DO THIS
Find each line with the word "support" and copy it.

SUPPLIED RECORDS

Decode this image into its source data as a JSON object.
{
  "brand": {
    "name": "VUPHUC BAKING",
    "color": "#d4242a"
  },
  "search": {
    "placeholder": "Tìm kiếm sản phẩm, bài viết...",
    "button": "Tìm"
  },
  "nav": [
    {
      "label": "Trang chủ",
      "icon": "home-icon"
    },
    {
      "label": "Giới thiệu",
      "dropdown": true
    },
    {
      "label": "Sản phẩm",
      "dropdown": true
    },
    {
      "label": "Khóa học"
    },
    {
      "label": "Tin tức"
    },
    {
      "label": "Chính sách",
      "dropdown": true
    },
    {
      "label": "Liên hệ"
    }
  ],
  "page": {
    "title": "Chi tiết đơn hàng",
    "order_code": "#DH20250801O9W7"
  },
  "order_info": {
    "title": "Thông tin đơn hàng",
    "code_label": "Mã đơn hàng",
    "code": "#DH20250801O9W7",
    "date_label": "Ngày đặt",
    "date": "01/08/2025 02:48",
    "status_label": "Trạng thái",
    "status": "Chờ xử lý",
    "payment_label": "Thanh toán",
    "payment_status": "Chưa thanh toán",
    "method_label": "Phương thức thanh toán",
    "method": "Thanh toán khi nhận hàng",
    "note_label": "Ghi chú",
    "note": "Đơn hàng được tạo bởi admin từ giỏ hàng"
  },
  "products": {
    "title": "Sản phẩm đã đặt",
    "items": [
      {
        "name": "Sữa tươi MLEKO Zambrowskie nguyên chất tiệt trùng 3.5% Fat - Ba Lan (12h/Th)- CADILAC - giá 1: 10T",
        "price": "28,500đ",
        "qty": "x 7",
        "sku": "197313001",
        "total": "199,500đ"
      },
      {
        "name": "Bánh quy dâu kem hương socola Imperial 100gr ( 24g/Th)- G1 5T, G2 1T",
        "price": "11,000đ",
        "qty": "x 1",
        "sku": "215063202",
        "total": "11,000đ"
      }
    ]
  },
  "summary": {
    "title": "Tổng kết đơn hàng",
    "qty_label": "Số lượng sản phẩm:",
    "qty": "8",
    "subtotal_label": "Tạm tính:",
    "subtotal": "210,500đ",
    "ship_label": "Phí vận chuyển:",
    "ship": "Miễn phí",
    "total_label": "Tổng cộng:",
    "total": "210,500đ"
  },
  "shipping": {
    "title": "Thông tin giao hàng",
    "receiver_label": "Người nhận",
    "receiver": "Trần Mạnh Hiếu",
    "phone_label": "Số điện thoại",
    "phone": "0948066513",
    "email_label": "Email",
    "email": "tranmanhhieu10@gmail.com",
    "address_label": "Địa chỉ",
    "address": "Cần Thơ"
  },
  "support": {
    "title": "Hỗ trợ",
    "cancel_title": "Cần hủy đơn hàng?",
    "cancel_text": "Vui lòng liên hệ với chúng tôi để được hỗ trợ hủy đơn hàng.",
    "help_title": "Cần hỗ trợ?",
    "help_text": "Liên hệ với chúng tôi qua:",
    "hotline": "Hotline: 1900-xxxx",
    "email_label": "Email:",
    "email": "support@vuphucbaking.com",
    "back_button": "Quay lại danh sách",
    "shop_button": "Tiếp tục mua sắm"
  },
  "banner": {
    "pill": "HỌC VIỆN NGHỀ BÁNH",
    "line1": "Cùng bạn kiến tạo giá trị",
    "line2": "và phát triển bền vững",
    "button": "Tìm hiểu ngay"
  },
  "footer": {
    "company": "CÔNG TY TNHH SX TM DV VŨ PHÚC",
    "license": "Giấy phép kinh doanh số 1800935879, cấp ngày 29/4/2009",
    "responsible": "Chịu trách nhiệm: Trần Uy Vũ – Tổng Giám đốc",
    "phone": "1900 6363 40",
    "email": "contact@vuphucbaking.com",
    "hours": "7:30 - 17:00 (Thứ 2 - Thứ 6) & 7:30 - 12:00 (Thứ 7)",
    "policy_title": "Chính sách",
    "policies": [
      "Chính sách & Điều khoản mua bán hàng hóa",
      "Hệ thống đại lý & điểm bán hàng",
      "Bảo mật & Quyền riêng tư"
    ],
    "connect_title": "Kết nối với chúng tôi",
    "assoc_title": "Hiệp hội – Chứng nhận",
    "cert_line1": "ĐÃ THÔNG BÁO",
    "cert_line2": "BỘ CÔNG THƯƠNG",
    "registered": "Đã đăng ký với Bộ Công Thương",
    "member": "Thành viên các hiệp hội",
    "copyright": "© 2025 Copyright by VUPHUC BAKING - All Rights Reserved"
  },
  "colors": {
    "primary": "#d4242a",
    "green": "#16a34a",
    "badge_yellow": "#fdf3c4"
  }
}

RESULT
  "support": {
    "email": "support@vuphucbaking.com",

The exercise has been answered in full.